**Exercise task**:
Write out each line exactly as given. Leave the pictures out of your copy.

**Supplied entries**:
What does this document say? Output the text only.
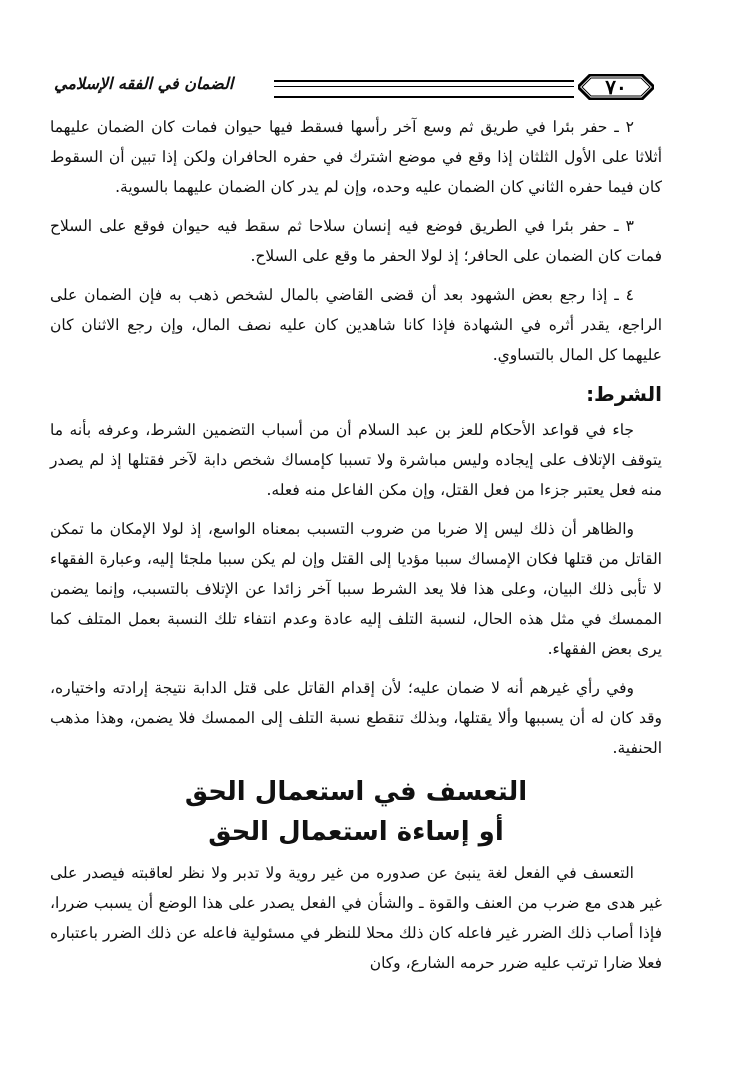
٧٠
الضمان في الفقه الإسلامي

٢ ـ حفر بئرا في طريق ثم وسع آخر رأسها فسقط فيها حيوان فمات كان الضمان عليهما أثلاثا على الأول الثلثان إذا وقع في موضع اشترك في حفره الحافران ولكن إذا تبين أن السقوط كان فيما حفره الثاني كان الضمان عليه وحده، وإن لم يدر كان الضمان عليهما بالسوية.

٣ ـ حفر بئرا في الطريق فوضع فيه إنسان سلاحا ثم سقط فيه حيوان فوقع على السلاح فمات كان الضمان على الحافر؛ إذ لولا الحفر ما وقع على السلاح.

٤ ـ إذا رجع بعض الشهود بعد أن قضى القاضي بالمال لشخص ذهب به فإن الضمان على الراجع، يقدر أثره في الشهادة فإذا كانا شاهدين كان عليه نصف المال، وإن رجع الاثنان كان عليهما كل المال بالتساوي.

الشرط:

جاء في قواعد الأحكام للعز بن عبد السلام أن من أسباب التضمين الشرط، وعرفه بأنه ما يتوقف الإتلاف على إيجاده وليس مباشرة ولا تسببا كإمساك شخص دابة لآخر فقتلها إذ لم يصدر منه فعل يعتبر جزءا من فعل القتل، وإن مكن الفاعل منه فعله.

والظاهر أن ذلك ليس إلا ضربا من ضروب التسبب بمعناه الواسع، إذ لولا الإمكان ما تمكن القاتل من قتلها فكان الإمساك سببا مؤديا إلى القتل وإن لم يكن سببا ملجئا إليه، وعبارة الفقهاء لا تأبى ذلك البيان، وعلى هذا فلا يعد الشرط سببا آخر زائدا عن الإتلاف بالتسبب، وإنما يضمن الممسك في مثل هذه الحال، لنسبة التلف إليه عادة وعدم انتفاء تلك النسبة بعمل المتلف كما يرى بعض الفقهاء.

وفي رأي غيرهم أنه لا ضمان عليه؛ لأن إقدام القاتل على قتل الدابة نتيجة إرادته واختياره، وقد كان له أن يسببها وألا يقتلها، وبذلك تنقطع نسبة التلف إلى الممسك فلا يضمن، وهذا مذهب الحنفية.

التعسف في استعمال الحق
أو إساءة استعمال الحق

التعسف في الفعل لغة ينبئ عن صدوره من غير روية ولا تدبر ولا نظر لعاقبته فيصدر على غير هدى مع ضرب من العنف والقوة ـ والشأن في الفعل يصدر على هذا الوضع أن يسبب ضررا، فإذا أصاب ذلك الضرر غير فاعله كان ذلك محلا للنظر في مسئولية فاعله عن ذلك الضرر باعتباره فعلا ضارا ترتب عليه ضرر حرمه الشارع، وكان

**Solution to the problem**:
What does this document say? Output the text only.
٧٠
الضمان في الفقه الإسلامي

٢ ـ حفر بئرا في طريق ثم وسع آخر رأسها فسقط فيها حيوان فمات كان الضمان عليهما أثلاثا على الأول الثلثان إذا وقع في موضع اشترك في حفره الحافران ولكن إذا تبين أن السقوط كان فيما حفره الثاني كان الضمان عليه وحده، وإن لم يدر كان الضمان عليهما بالسوية.

٣ ـ حفر بئرا في الطريق فوضع فيه إنسان سلاحا ثم سقط فيه حيوان فوقع على السلاح فمات كان الضمان على الحافر؛ إذ لولا الحفر ما وقع على السلاح.

٤ ـ إذا رجع بعض الشهود بعد أن قضى القاضي بالمال لشخص ذهب به فإن الضمان على الراجع، يقدر أثره في الشهادة فإذا كانا شاهدين كان عليه نصف المال، وإن رجع الاثنان كان عليهما كل المال بالتساوي.

الشرط:

جاء في قواعد الأحكام للعز بن عبد السلام أن من أسباب التضمين الشرط، وعرفه بأنه ما يتوقف الإتلاف على إيجاده وليس مباشرة ولا تسببا كإمساك شخص دابة لآخر فقتلها إذ لم يصدر منه فعل يعتبر جزءا من فعل القتل، وإن مكن الفاعل منه فعله.

والظاهر أن ذلك ليس إلا ضربا من ضروب التسبب بمعناه الواسع، إذ لولا الإمكان ما تمكن القاتل من قتلها فكان الإمساك سببا مؤديا إلى القتل وإن لم يكن سببا ملجئا إليه، وعبارة الفقهاء لا تأبى ذلك البيان، وعلى هذا فلا يعد الشرط سببا آخر زائدا عن الإتلاف بالتسبب، وإنما يضمن الممسك في مثل هذه الحال، لنسبة التلف إليه عادة وعدم انتفاء تلك النسبة بعمل المتلف كما يرى بعض الفقهاء.

وفي رأي غيرهم أنه لا ضمان عليه؛ لأن إقدام القاتل على قتل الدابة نتيجة إرادته واختياره، وقد كان له أن يسببها وألا يقتلها، وبذلك تنقطع نسبة التلف إلى الممسك فلا يضمن، وهذا مذهب الحنفية.

التعسف في استعمال الحق
أو إساءة استعمال الحق

التعسف في الفعل لغة ينبئ عن صدوره من غير روية ولا تدبر ولا نظر لعاقبته فيصدر على غير هدى مع ضرب من العنف والقوة ـ والشأن في الفعل يصدر على هذا الوضع أن يسبب ضررا، فإذا أصاب ذلك الضرر غير فاعله كان ذلك محلا للنظر في مسئولية فاعله عن ذلك الضرر باعتباره فعلا ضارا ترتب عليه ضرر حرمه الشارع، وكان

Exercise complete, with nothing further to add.